Saved data entries:
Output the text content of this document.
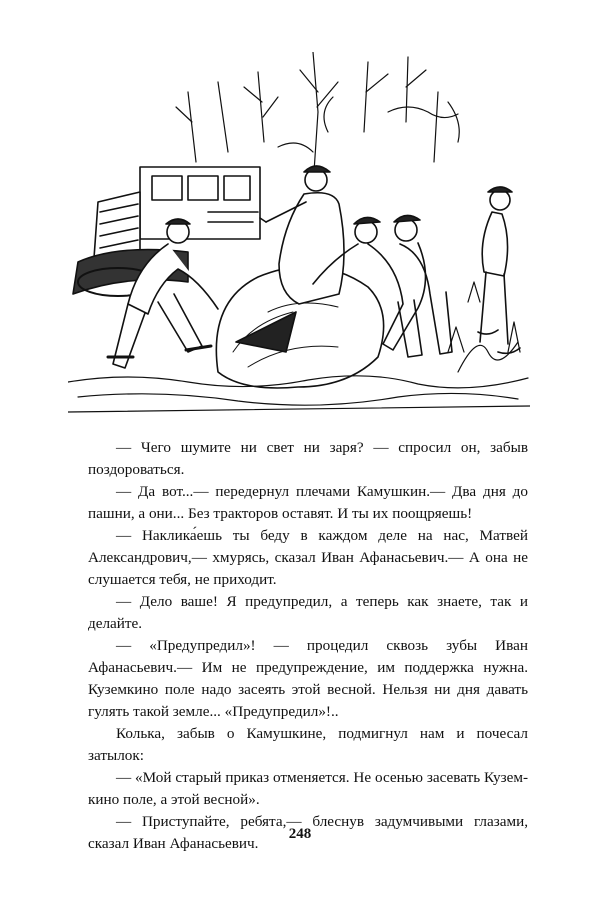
— Чего шумите ни свет ни заря? — спросил он, забыв поздороваться.

— Да вот...— передернул плечами Камушкин.— Два дня до пашни, а они... Без тракторов оставят. И ты их поощряешь!

— Наклика́ешь ты беду в каждом деле на нас, Матвей Александрович,— хмурясь, сказал Иван Афанасьевич.— А она не слушается тебя, не приходит.

— Дело ваше! Я предупредил, а теперь как знаете, так и делайте.

— «Предупредил»! — процедил сквозь зубы Иван Афанасьевич.— Им не предупреждение, им поддержка нужна. Куземкино поле надо засеять этой весной. Нельзя ни дня давать гулять такой земле... «Предупредил»!..

Колька, забыв о Камушкине, подмигнул нам и почесал затылок:

— «Мой старый приказ отменяется. Не осенью засевать Куземкино поле, а этой весной».

— Приступайте, ребята,— блеснув задумчивыми глазами, сказал Иван Афанасьевич.

248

GIVEN PROBLEM:
Reproduce the entries exactly. Do not carry over any picture.

SOLUTION TO THE EXERCISE:
Output the text content of this document.
— Чего шумите ни свет ни заря? — спросил он, забыв поздороваться.

— Да вот...— передернул плечами Камушкин.— Два дня до пашни, а они... Без тракторов оставят. И ты их поощряешь!

— Наклика́ешь ты беду в каждом деле на нас, Матвей Александрович,— хмурясь, сказал Иван Афанасьевич.— А она не слушается тебя, не приходит.

— Дело ваше! Я предупредил, а теперь как знаете, так и делайте.

— «Предупредил»! — процедил сквозь зубы Иван Афанасьевич.— Им не предупреждение, им поддержка нужна. Куземкино поле надо засеять этой весной. Нельзя ни дня давать гулять такой земле... «Предупредил»!..

Колька, забыв о Камушкине, подмигнул нам и почесал затылок:

— «Мой старый приказ отменяется. Не осенью засевать Куземкино поле, а этой весной».

— Приступайте, ребята,— блеснув задумчивыми глазами, сказал Иван Афанасьевич.

248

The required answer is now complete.